▸ **TASK PROMPT**
Extract each line from the entries below that has the string "views" in it.
::: AVAILABLE DATA :::
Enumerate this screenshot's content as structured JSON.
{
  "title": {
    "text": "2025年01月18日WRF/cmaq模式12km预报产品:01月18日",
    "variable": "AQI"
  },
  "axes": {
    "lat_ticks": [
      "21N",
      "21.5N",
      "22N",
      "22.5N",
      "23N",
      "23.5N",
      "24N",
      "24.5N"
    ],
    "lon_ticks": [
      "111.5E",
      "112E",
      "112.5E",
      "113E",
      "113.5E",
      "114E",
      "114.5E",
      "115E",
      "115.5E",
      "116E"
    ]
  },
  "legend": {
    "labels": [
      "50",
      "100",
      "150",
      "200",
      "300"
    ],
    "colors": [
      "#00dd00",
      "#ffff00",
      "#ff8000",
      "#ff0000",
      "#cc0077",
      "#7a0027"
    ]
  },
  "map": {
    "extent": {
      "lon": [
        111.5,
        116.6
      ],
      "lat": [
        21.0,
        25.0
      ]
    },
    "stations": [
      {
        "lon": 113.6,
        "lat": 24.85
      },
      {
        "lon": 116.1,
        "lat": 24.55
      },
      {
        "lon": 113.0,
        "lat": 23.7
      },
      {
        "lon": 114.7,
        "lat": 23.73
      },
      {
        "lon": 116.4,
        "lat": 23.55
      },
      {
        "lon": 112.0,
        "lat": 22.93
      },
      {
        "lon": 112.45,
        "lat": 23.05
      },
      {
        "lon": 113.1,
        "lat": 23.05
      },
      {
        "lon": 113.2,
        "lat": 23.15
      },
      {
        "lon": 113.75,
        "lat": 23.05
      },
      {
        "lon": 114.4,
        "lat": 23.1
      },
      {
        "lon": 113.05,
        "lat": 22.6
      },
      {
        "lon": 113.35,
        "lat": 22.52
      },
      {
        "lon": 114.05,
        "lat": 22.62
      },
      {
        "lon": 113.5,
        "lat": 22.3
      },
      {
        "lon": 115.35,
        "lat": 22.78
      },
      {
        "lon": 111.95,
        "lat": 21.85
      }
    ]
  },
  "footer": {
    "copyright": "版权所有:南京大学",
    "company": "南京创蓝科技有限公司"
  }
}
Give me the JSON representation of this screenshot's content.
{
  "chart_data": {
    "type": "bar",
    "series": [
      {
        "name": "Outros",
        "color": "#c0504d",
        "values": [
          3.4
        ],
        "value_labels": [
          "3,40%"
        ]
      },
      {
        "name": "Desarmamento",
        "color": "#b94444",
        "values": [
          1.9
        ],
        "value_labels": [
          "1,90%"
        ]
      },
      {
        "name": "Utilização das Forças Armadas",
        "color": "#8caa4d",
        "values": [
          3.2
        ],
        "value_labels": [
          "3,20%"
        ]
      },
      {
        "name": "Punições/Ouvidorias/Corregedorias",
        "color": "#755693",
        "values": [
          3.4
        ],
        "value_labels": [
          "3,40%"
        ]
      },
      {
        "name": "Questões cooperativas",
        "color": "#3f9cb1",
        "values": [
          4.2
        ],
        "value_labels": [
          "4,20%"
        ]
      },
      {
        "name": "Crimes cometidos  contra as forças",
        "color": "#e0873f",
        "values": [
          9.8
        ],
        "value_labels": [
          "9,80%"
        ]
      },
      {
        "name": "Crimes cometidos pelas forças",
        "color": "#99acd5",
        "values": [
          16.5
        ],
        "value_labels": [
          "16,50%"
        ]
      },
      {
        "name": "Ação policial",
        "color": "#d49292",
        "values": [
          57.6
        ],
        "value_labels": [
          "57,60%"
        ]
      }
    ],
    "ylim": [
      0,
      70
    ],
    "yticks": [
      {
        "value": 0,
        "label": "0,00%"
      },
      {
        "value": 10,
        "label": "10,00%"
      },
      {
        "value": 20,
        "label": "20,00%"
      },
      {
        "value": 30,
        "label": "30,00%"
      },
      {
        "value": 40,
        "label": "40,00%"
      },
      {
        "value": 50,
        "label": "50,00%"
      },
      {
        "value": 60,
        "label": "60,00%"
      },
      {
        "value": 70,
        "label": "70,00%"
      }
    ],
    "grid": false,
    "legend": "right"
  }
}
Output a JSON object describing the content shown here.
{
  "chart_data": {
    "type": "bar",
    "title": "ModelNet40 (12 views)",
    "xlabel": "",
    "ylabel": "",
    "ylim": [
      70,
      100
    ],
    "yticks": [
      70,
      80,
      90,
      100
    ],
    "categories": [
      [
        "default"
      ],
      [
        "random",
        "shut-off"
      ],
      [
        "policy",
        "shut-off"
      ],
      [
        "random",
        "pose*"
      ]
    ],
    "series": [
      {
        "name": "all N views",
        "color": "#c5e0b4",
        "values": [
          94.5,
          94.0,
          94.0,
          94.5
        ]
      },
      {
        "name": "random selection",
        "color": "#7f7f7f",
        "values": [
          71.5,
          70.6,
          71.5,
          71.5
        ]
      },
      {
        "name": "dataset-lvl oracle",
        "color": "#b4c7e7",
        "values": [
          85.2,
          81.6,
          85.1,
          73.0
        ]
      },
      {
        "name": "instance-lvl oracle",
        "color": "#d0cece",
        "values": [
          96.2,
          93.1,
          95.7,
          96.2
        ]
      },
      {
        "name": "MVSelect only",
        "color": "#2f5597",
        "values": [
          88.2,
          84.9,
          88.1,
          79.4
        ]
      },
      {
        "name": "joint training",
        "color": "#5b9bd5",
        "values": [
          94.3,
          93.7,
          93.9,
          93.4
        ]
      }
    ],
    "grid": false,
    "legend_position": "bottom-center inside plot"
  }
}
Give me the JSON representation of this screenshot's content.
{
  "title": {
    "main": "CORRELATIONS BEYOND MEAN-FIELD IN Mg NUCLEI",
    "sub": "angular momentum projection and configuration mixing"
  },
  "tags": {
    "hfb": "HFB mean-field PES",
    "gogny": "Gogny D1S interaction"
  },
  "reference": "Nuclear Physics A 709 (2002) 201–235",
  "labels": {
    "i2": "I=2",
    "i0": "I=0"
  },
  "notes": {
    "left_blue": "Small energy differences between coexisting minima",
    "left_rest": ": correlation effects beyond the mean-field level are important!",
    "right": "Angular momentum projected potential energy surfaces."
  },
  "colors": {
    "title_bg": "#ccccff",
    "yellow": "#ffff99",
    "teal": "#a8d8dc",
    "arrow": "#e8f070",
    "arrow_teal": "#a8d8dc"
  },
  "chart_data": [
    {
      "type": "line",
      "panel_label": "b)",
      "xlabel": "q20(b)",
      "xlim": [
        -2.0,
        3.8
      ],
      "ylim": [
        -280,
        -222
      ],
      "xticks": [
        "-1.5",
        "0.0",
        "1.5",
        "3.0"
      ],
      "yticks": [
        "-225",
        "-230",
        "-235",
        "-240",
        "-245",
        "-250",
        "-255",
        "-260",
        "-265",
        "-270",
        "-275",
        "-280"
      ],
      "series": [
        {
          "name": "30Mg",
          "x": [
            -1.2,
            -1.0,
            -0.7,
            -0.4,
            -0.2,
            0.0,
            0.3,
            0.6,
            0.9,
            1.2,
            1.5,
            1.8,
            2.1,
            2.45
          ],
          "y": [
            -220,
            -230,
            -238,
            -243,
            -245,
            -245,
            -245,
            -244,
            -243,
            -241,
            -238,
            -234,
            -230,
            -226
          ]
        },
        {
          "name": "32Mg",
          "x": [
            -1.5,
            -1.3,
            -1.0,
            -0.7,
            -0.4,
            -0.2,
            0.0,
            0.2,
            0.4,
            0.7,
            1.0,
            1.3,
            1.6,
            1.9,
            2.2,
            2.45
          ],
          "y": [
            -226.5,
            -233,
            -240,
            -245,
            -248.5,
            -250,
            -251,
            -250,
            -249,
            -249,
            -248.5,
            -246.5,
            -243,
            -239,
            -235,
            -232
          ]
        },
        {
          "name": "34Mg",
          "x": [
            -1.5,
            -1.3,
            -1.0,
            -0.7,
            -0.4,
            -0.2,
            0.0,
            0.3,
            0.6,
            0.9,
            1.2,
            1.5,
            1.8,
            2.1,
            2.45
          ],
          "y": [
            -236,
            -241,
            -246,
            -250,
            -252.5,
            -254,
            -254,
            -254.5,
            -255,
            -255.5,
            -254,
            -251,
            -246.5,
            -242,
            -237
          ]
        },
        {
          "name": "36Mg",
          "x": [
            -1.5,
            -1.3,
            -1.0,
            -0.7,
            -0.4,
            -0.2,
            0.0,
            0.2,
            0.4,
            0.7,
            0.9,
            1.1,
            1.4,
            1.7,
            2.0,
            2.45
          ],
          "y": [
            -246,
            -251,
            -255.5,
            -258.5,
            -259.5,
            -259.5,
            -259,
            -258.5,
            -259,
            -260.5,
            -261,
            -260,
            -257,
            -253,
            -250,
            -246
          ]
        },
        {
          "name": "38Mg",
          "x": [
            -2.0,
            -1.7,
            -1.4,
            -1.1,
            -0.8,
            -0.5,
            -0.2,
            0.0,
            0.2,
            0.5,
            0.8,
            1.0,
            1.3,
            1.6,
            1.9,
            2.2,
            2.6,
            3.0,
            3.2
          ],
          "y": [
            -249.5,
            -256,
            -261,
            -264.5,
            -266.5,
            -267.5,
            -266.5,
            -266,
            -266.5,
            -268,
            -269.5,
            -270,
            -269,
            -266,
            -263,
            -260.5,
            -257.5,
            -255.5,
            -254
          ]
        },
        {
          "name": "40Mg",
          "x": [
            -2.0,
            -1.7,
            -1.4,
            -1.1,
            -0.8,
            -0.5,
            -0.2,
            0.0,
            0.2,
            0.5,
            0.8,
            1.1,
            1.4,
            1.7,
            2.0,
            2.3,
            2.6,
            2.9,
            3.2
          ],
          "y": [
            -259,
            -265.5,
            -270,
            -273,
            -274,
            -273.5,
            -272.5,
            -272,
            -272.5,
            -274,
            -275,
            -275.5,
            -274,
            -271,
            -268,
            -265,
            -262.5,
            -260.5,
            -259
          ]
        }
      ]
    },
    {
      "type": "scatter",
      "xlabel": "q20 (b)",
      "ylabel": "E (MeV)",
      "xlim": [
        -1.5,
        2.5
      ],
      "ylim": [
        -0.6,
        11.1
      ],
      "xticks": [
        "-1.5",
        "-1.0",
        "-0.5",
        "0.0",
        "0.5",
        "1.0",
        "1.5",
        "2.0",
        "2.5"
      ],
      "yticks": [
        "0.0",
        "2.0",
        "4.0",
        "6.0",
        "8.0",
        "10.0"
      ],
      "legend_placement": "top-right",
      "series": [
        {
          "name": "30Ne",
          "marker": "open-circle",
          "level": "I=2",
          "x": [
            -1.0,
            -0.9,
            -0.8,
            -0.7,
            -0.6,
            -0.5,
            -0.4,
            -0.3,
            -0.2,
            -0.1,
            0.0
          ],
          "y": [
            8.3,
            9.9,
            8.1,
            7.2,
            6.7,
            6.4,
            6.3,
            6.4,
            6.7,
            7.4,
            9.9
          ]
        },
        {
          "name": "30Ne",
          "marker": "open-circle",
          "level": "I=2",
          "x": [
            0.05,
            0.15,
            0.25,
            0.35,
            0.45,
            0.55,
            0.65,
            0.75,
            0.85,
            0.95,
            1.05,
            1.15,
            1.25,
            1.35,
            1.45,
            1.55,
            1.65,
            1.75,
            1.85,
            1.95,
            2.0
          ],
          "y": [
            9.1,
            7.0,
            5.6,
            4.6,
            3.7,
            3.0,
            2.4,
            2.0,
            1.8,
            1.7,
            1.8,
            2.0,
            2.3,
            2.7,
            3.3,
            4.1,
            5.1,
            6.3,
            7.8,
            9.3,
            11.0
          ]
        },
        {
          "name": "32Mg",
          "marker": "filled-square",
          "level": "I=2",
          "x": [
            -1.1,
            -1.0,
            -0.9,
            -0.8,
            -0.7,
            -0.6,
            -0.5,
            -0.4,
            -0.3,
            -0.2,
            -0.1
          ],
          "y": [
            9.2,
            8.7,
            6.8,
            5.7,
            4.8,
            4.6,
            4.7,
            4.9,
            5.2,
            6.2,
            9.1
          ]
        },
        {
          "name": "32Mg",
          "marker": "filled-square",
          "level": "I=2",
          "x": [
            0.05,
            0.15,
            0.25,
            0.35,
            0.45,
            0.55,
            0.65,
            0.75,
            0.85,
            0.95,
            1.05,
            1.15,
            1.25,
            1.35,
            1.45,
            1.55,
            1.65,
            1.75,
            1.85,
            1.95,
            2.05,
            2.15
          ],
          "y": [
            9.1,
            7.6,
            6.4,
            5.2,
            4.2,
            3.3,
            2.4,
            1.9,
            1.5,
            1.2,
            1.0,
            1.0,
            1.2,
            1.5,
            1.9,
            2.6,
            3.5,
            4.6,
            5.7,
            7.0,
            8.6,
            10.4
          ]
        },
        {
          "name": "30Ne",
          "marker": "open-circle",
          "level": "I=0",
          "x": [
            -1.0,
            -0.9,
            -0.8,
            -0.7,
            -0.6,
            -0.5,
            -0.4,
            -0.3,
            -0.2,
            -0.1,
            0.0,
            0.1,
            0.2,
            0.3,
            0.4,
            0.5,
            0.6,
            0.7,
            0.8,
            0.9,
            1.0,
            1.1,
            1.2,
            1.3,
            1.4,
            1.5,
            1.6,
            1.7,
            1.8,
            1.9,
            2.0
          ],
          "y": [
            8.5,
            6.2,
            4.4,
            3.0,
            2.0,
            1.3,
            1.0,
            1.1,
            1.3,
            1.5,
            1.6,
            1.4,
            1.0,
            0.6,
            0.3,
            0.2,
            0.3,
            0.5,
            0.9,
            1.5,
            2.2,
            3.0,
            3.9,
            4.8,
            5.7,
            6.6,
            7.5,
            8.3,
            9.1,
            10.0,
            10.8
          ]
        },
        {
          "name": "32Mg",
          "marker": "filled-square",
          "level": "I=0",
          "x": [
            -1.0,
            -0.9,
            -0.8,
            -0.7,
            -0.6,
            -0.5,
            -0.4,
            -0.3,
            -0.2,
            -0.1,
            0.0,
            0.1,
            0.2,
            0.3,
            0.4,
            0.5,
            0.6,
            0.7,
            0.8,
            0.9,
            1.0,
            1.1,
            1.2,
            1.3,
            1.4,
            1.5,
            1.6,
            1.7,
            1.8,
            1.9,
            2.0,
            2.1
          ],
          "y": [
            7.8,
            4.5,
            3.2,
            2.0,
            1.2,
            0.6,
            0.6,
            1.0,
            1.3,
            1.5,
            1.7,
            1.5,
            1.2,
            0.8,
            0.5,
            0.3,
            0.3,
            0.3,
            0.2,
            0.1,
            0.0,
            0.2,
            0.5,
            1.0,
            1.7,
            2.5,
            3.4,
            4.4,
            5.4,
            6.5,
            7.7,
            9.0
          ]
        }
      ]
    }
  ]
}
:::
▸ **THE REPLY**
    "title": "ModelNet40 (12 views)",
        "name": "all N views",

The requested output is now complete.